**Exercise instructions:** Make an exact copy of the lines, leaving the pictures out.

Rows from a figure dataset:
####

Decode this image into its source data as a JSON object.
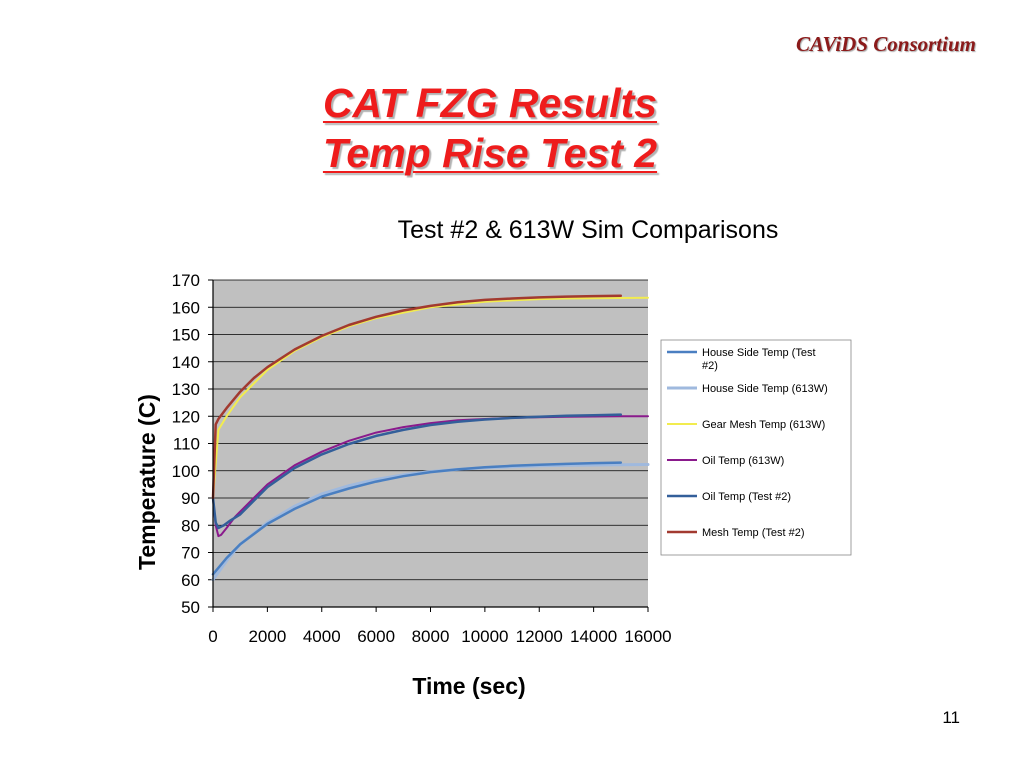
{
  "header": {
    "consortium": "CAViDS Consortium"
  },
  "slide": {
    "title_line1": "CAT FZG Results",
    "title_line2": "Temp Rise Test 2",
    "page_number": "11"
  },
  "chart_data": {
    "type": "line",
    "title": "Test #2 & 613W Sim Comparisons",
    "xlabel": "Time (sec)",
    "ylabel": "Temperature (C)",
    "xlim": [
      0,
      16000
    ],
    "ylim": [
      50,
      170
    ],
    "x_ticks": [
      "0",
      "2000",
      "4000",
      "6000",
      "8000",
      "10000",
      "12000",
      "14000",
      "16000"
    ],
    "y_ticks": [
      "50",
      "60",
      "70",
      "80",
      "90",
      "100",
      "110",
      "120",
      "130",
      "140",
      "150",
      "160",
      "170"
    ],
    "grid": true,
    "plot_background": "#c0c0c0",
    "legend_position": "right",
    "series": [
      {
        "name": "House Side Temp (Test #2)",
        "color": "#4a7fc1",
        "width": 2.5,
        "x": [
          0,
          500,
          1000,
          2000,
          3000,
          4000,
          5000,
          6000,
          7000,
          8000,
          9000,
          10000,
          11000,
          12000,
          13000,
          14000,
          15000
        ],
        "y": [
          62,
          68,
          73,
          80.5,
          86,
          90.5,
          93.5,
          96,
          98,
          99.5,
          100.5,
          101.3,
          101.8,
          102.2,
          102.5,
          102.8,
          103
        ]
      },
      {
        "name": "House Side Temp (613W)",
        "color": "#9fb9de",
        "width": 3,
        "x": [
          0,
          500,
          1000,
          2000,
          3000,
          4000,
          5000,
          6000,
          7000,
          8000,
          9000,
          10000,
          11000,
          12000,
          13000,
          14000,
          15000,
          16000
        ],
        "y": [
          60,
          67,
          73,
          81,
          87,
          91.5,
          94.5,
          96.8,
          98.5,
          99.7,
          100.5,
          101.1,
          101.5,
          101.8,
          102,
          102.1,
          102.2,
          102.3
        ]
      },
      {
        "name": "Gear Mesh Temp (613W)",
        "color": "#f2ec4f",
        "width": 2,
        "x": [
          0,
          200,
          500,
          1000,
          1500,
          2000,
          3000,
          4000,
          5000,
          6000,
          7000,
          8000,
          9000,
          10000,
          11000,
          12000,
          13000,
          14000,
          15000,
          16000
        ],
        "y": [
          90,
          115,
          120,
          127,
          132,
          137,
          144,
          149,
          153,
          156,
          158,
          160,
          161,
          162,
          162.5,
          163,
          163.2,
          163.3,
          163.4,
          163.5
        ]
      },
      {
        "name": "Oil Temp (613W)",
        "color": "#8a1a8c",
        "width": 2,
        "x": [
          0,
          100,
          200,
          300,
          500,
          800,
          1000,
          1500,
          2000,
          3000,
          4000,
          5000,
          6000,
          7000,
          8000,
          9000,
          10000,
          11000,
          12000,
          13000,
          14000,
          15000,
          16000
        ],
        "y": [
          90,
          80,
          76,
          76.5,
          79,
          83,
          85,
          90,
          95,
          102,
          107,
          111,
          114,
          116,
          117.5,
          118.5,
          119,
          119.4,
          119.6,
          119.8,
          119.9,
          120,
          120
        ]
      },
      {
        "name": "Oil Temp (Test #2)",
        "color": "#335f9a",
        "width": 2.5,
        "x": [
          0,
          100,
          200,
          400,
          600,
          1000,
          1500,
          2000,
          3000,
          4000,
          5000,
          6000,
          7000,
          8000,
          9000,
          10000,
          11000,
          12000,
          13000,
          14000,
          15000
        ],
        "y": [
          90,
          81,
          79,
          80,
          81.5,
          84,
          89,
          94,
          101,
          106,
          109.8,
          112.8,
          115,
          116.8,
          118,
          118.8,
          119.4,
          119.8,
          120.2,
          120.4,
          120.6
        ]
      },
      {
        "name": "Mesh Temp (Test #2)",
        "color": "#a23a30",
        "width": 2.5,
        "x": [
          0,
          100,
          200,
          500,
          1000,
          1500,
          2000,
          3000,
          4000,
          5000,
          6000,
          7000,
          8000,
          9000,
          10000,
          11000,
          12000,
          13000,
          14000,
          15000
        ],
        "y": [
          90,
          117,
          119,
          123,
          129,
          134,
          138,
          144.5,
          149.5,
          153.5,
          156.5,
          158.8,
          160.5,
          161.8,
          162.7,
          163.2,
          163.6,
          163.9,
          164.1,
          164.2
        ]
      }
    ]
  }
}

####

**Worked answer:**
Decode this image into its source data as a JSON object.
{
  "header": {
    "consortium": "CAViDS Consortium"
  },
  "slide": {
    "title_line1": "CAT FZG Results",
    "title_line2": "Temp Rise Test 2",
    "page_number": "11"
  },
  "chart_data": {
    "type": "line",
    "title": "Test #2 & 613W Sim Comparisons",
    "xlabel": "Time (sec)",
    "ylabel": "Temperature (C)",
    "xlim": [
      0,
      16000
    ],
    "ylim": [
      50,
      170
    ],
    "x_ticks": [
      "0",
      "2000",
      "4000",
      "6000",
      "8000",
      "10000",
      "12000",
      "14000",
      "16000"
    ],
    "y_ticks": [
      "50",
      "60",
      "70",
      "80",
      "90",
      "100",
      "110",
      "120",
      "130",
      "140",
      "150",
      "160",
      "170"
    ],
    "grid": true,
    "plot_background": "#c0c0c0",
    "legend_position": "right",
    "series": [
      {
        "name": "House Side Temp (Test #2)",
        "color": "#4a7fc1",
        "width": 2.5,
        "x": [
          0,
          500,
          1000,
          2000,
          3000,
          4000,
          5000,
          6000,
          7000,
          8000,
          9000,
          10000,
          11000,
          12000,
          13000,
          14000,
          15000
        ],
        "y": [
          62,
          68,
          73,
          80.5,
          86,
          90.5,
          93.5,
          96,
          98,
          99.5,
          100.5,
          101.3,
          101.8,
          102.2,
          102.5,
          102.8,
          103
        ]
      },
      {
        "name": "House Side Temp (613W)",
        "color": "#9fb9de",
        "width": 3,
        "x": [
          0,
          500,
          1000,
          2000,
          3000,
          4000,
          5000,
          6000,
          7000,
          8000,
          9000,
          10000,
          11000,
          12000,
          13000,
          14000,
          15000,
          16000
        ],
        "y": [
          60,
          67,
          73,
          81,
          87,
          91.5,
          94.5,
          96.8,
          98.5,
          99.7,
          100.5,
          101.1,
          101.5,
          101.8,
          102,
          102.1,
          102.2,
          102.3
        ]
      },
      {
        "name": "Gear Mesh Temp (613W)",
        "color": "#f2ec4f",
        "width": 2,
        "x": [
          0,
          200,
          500,
          1000,
          1500,
          2000,
          3000,
          4000,
          5000,
          6000,
          7000,
          8000,
          9000,
          10000,
          11000,
          12000,
          13000,
          14000,
          15000,
          16000
        ],
        "y": [
          90,
          115,
          120,
          127,
          132,
          137,
          144,
          149,
          153,
          156,
          158,
          160,
          161,
          162,
          162.5,
          163,
          163.2,
          163.3,
          163.4,
          163.5
        ]
      },
      {
        "name": "Oil Temp (613W)",
        "color": "#8a1a8c",
        "width": 2,
        "x": [
          0,
          100,
          200,
          300,
          500,
          800,
          1000,
          1500,
          2000,
          3000,
          4000,
          5000,
          6000,
          7000,
          8000,
          9000,
          10000,
          11000,
          12000,
          13000,
          14000,
          15000,
          16000
        ],
        "y": [
          90,
          80,
          76,
          76.5,
          79,
          83,
          85,
          90,
          95,
          102,
          107,
          111,
          114,
          116,
          117.5,
          118.5,
          119,
          119.4,
          119.6,
          119.8,
          119.9,
          120,
          120
        ]
      },
      {
        "name": "Oil Temp (Test #2)",
        "color": "#335f9a",
        "width": 2.5,
        "x": [
          0,
          100,
          200,
          400,
          600,
          1000,
          1500,
          2000,
          3000,
          4000,
          5000,
          6000,
          7000,
          8000,
          9000,
          10000,
          11000,
          12000,
          13000,
          14000,
          15000
        ],
        "y": [
          90,
          81,
          79,
          80,
          81.5,
          84,
          89,
          94,
          101,
          106,
          109.8,
          112.8,
          115,
          116.8,
          118,
          118.8,
          119.4,
          119.8,
          120.2,
          120.4,
          120.6
        ]
      },
      {
        "name": "Mesh Temp (Test #2)",
        "color": "#a23a30",
        "width": 2.5,
        "x": [
          0,
          100,
          200,
          500,
          1000,
          1500,
          2000,
          3000,
          4000,
          5000,
          6000,
          7000,
          8000,
          9000,
          10000,
          11000,
          12000,
          13000,
          14000,
          15000
        ],
        "y": [
          90,
          117,
          119,
          123,
          129,
          134,
          138,
          144.5,
          149.5,
          153.5,
          156.5,
          158.8,
          160.5,
          161.8,
          162.7,
          163.2,
          163.6,
          163.9,
          164.1,
          164.2
        ]
      }
    ]
  }
}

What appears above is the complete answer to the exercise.